**Work to do:**
Copy the lines below word for word, starting at the line that contains "Patent image size: (867, 470)." and ending after the line that contains "The first intermediate".

**Listing:**

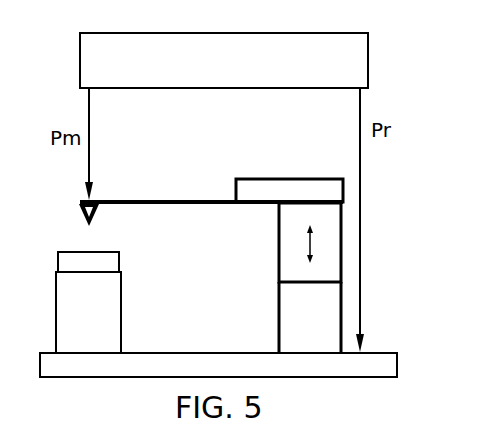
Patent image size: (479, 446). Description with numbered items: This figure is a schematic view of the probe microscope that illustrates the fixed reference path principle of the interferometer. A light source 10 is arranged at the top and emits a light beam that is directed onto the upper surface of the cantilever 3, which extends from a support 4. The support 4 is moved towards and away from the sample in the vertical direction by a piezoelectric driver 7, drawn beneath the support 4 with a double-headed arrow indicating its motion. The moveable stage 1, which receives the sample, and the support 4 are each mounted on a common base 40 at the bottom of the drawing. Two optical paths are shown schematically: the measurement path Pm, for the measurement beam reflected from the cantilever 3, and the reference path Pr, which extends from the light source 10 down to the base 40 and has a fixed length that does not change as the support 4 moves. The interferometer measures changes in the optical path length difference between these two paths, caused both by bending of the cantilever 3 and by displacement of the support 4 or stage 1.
...
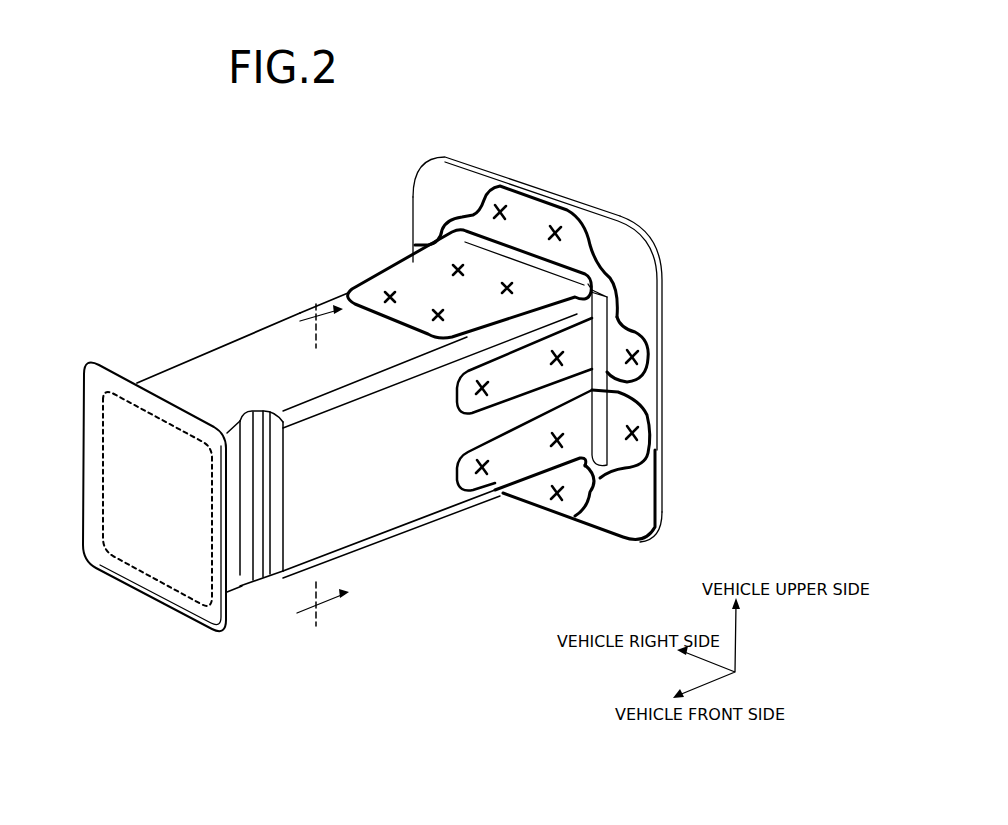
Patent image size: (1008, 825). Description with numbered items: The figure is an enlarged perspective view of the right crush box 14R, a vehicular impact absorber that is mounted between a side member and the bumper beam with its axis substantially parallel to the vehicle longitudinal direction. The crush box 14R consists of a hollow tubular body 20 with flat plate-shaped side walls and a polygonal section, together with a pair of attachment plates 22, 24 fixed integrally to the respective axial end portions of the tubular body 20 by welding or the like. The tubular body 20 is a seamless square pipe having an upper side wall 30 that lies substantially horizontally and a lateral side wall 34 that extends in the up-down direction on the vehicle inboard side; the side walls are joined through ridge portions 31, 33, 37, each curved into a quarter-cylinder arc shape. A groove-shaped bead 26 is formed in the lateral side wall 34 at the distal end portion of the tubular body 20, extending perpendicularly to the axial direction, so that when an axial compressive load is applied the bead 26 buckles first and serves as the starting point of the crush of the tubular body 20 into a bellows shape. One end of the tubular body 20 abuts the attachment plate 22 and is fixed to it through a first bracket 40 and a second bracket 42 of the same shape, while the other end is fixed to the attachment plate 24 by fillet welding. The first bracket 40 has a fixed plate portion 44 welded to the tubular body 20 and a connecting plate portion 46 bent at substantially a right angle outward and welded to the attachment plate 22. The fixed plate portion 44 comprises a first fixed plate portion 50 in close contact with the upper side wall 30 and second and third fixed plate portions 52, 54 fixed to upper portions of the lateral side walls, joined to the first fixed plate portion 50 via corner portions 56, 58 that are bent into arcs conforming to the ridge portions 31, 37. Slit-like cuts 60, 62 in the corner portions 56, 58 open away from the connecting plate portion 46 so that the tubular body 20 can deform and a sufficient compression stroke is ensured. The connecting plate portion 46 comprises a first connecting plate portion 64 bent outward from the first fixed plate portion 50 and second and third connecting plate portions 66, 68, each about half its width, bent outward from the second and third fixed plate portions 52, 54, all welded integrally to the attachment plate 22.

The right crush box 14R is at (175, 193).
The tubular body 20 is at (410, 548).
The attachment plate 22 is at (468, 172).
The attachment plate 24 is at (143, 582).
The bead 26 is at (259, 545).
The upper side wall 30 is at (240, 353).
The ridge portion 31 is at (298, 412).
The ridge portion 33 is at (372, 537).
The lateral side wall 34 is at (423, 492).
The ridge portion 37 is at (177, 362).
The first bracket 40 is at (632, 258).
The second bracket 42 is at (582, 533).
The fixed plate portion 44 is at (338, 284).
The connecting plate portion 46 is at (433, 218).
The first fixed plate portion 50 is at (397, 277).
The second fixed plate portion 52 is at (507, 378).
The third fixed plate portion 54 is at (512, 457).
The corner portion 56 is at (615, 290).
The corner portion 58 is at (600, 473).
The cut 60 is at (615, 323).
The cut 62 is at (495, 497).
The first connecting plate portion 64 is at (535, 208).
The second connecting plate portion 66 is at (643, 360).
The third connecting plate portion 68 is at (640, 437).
...
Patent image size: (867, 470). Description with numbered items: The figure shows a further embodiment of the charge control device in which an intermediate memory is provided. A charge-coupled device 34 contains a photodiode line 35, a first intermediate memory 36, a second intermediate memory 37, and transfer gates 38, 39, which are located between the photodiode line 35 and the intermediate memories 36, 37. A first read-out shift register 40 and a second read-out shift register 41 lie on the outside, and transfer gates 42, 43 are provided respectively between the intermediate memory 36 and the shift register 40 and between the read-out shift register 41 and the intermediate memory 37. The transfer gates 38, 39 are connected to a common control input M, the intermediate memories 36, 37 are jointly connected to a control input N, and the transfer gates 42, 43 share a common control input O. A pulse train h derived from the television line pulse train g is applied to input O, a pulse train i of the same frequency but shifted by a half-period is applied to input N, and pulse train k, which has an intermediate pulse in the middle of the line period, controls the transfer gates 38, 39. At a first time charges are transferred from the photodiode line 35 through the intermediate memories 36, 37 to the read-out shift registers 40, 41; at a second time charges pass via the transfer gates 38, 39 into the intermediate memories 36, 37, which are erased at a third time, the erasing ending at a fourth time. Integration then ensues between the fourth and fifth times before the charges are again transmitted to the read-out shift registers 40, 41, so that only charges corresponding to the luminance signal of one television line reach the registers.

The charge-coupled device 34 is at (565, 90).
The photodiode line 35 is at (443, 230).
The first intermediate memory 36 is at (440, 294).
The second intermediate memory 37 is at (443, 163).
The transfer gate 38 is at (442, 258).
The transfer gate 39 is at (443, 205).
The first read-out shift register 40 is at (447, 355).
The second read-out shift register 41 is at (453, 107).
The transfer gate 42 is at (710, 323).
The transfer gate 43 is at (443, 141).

**Answer to the task:**
Patent image size: (867, 470). Description with numbered items: The figure shows a further embodiment of the charge control device in which an intermediate memory is provided. A charge-coupled device 34 contains a photodiode line 35, a first intermediate memory 36, a second intermediate memory 37, and transfer gates 38, 39, which are located between the photodiode line 35 and the intermediate memories 36, 37. A first read-out shift register 40 and a second read-out shift register 41 lie on the outside, and transfer gates 42, 43 are provided respectively between the intermediate memory 36 and the shift register 40 and between the read-out shift register 41 and the intermediate memory 37. The transfer gates 38, 39 are connected to a common control input M, the intermediate memories 36, 37 are jointly connected to a control input N, and the transfer gates 42, 43 share a common control input O. A pulse train h derived from the television line pulse train g is applied to input O, a pulse train i of the same frequency but shifted by a half-period is applied to input N, and pulse train k, which has an intermediate pulse in the middle of the line period, controls the transfer gates 38, 39. At a first time charges are transferred from the photodiode line 35 through the intermediate memories 36, 37 to the read-out shift registers 40, 41; at a second time charges pass via the transfer gates 38, 39 into the intermediate memories 36, 37, which are erased at a third time, the erasing ending at a fourth time. Integration then ensues between the fourth and fifth times before the charges are again transmitted to the read-out shift registers 40, 41, so that only charges corresponding to the luminance signal of one television line reach the registers.

The charge-coupled device 34 is at (565, 90).
The photodiode line 35 is at (443, 230).
The first intermediate memory 36 is at (440, 294).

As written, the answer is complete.